Aim of the task
Reproduce the following listing word for word, from its first line to its last.

Input

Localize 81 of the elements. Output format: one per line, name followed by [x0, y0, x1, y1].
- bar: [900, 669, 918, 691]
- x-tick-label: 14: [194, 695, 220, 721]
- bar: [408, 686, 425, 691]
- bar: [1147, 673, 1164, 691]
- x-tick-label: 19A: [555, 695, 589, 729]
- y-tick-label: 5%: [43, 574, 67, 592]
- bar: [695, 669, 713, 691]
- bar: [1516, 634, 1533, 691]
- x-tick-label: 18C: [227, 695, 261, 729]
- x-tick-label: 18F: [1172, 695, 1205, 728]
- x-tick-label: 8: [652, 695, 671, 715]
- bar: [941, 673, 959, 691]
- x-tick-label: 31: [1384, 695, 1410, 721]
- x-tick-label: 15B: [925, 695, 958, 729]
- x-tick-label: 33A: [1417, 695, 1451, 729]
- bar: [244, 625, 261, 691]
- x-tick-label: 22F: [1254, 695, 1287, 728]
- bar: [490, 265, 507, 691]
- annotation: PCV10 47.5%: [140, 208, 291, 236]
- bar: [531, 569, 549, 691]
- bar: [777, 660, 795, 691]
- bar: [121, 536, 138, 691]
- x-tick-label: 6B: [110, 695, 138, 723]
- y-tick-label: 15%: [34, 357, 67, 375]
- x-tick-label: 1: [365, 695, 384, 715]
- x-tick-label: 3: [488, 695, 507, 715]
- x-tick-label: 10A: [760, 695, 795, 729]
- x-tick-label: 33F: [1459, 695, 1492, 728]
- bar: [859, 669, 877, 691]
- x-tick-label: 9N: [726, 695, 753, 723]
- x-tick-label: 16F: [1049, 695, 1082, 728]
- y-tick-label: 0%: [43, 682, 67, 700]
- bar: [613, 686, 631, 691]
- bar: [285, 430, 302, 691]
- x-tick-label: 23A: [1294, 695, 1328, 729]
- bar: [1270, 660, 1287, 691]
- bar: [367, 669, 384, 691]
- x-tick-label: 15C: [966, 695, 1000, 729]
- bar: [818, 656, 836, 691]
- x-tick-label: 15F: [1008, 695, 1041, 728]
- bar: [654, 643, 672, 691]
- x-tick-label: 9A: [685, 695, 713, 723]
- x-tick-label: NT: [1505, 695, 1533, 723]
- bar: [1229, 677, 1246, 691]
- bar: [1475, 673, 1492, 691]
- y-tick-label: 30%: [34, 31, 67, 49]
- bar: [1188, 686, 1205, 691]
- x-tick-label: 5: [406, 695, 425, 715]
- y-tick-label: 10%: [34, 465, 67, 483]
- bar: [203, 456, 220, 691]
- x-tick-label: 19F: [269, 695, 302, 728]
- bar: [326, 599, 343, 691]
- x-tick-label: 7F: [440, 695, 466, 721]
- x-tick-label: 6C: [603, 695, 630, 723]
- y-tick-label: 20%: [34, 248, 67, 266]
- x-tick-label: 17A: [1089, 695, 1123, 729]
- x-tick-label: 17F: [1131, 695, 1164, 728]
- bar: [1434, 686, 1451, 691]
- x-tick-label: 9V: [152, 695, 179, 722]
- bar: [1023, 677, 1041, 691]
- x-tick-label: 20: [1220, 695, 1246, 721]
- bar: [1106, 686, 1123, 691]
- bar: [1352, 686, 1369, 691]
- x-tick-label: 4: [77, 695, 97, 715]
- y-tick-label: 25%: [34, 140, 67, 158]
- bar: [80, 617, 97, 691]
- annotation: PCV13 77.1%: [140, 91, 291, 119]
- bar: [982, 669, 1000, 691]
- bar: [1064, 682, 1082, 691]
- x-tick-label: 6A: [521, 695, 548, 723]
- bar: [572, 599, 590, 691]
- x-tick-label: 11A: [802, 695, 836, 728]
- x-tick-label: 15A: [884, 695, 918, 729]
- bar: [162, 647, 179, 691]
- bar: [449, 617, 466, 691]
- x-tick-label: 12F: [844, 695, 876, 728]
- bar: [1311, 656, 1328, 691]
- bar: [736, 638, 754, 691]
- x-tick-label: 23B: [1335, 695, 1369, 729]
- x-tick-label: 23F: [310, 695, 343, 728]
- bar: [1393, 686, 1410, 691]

Task response
Localize 81 of the elements. Output format: one per line, name followed by [x0, y0, x1, y1].
- bar: [900, 669, 918, 691]
- x-tick-label: 14: [194, 695, 220, 721]
- bar: [408, 686, 425, 691]
- bar: [1147, 673, 1164, 691]
- x-tick-label: 19A: [555, 695, 589, 729]
- y-tick-label: 5%: [43, 574, 67, 592]
- bar: [695, 669, 713, 691]
- bar: [1516, 634, 1533, 691]
- x-tick-label: 18C: [227, 695, 261, 729]
- x-tick-label: 18F: [1172, 695, 1205, 728]
- x-tick-label: 8: [652, 695, 671, 715]
- bar: [941, 673, 959, 691]
- x-tick-label: 31: [1384, 695, 1410, 721]
- x-tick-label: 15B: [925, 695, 958, 729]
- x-tick-label: 33A: [1417, 695, 1451, 729]
- bar: [244, 625, 261, 691]
- x-tick-label: 22F: [1254, 695, 1287, 728]
- bar: [490, 265, 507, 691]
- annotation: PCV10 47.5%: [140, 208, 291, 236]
- bar: [531, 569, 549, 691]
- bar: [777, 660, 795, 691]
- bar: [121, 536, 138, 691]
- x-tick-label: 6B: [110, 695, 138, 723]
- y-tick-label: 15%: [34, 357, 67, 375]
- x-tick-label: 1: [365, 695, 384, 715]
- x-tick-label: 3: [488, 695, 507, 715]
- x-tick-label: 10A: [760, 695, 795, 729]
- x-tick-label: 33F: [1459, 695, 1492, 728]
- bar: [859, 669, 877, 691]
- x-tick-label: 9N: [726, 695, 753, 723]
- x-tick-label: 16F: [1049, 695, 1082, 728]
- y-tick-label: 0%: [43, 682, 67, 700]
- bar: [613, 686, 631, 691]
- bar: [285, 430, 302, 691]
- x-tick-label: 23A: [1294, 695, 1328, 729]
- bar: [1270, 660, 1287, 691]
- bar: [367, 669, 384, 691]
- x-tick-label: 15C: [966, 695, 1000, 729]
- bar: [818, 656, 836, 691]
- x-tick-label: 15F: [1008, 695, 1041, 728]
- bar: [654, 643, 672, 691]
- x-tick-label: 9A: [685, 695, 713, 723]
- x-tick-label: NT: [1505, 695, 1533, 723]
- bar: [1229, 677, 1246, 691]
- bar: [1475, 673, 1492, 691]
- y-tick-label: 30%: [34, 31, 67, 49]
- bar: [1188, 686, 1205, 691]
- x-tick-label: 5: [406, 695, 425, 715]
- y-tick-label: 10%: [34, 465, 67, 483]
- bar: [203, 456, 220, 691]
- x-tick-label: 19F: [269, 695, 302, 728]
- bar: [326, 599, 343, 691]
- x-tick-label: 7F: [440, 695, 466, 721]
- x-tick-label: 6C: [603, 695, 630, 723]
- y-tick-label: 20%: [34, 248, 67, 266]
- x-tick-label: 17A: [1089, 695, 1123, 729]
- x-tick-label: 17F: [1131, 695, 1164, 728]
- bar: [1434, 686, 1451, 691]
- x-tick-label: 9V: [152, 695, 179, 722]
- bar: [1023, 677, 1041, 691]
- x-tick-label: 20: [1220, 695, 1246, 721]
- bar: [1106, 686, 1123, 691]
- bar: [1352, 686, 1369, 691]
- x-tick-label: 4: [77, 695, 97, 715]
- y-tick-label: 25%: [34, 140, 67, 158]
- bar: [80, 617, 97, 691]
- annotation: PCV13 77.1%: [140, 91, 291, 119]
- bar: [982, 669, 1000, 691]
- bar: [1064, 682, 1082, 691]
- x-tick-label: 6A: [521, 695, 548, 723]
- bar: [572, 599, 590, 691]
- x-tick-label: 11A: [802, 695, 836, 728]
- x-tick-label: 15A: [884, 695, 918, 729]
- bar: [162, 647, 179, 691]
- bar: [449, 617, 466, 691]
- x-tick-label: 12F: [844, 695, 876, 728]
- bar: [1311, 656, 1328, 691]
- bar: [736, 638, 754, 691]
- x-tick-label: 23B: [1335, 695, 1369, 729]
- x-tick-label: 23F: [310, 695, 343, 728]
- bar: [1393, 686, 1410, 691]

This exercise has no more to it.